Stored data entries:
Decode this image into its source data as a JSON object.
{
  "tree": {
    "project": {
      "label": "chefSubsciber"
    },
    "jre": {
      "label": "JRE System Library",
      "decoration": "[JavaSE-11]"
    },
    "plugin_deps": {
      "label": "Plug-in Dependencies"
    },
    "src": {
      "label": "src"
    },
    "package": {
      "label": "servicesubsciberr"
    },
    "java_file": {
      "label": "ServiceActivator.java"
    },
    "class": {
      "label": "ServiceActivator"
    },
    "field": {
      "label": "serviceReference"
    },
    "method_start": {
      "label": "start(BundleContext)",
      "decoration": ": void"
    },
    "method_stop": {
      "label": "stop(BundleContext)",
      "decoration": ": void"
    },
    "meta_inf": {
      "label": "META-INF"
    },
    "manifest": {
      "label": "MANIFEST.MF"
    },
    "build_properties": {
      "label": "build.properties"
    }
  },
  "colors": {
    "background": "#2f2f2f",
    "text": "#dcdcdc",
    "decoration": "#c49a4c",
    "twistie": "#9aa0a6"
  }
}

--

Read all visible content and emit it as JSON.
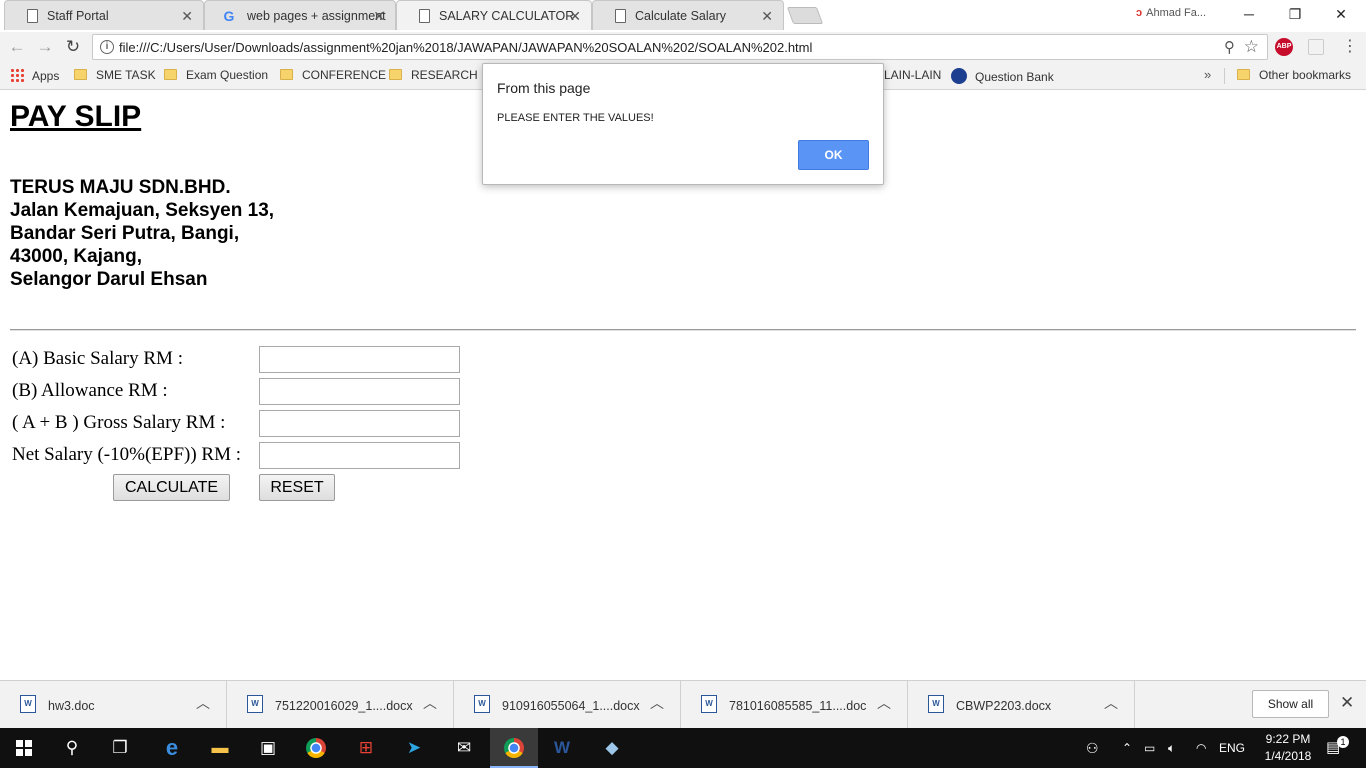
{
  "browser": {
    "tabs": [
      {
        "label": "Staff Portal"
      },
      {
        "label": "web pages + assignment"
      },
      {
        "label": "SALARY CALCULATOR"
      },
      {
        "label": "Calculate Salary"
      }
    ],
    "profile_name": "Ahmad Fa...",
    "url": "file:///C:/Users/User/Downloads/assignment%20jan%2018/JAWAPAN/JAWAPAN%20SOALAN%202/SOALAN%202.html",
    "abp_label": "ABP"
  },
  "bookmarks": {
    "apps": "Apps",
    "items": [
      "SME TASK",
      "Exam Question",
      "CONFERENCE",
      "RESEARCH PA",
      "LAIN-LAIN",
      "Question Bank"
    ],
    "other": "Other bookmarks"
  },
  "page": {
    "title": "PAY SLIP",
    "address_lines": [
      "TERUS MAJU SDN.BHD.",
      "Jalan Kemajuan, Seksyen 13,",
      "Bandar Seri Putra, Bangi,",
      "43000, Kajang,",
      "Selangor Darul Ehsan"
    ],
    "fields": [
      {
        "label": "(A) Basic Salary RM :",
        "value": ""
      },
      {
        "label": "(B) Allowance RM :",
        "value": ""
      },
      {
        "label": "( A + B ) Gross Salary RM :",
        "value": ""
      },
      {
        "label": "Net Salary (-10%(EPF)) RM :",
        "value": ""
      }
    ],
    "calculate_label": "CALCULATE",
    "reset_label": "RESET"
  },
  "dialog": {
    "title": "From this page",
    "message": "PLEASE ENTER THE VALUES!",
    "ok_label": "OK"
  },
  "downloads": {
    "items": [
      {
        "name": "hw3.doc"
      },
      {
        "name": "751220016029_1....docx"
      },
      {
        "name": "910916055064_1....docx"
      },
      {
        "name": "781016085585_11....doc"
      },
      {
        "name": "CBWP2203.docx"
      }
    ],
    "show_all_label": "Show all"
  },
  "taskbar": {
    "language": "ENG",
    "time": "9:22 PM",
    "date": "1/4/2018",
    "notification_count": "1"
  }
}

_EXERCISE BRIEF_
Among the entries above, how many lines hold the word "ServiceActivator"? Reply with only that number.

_RESULT OF THIS TASK_
2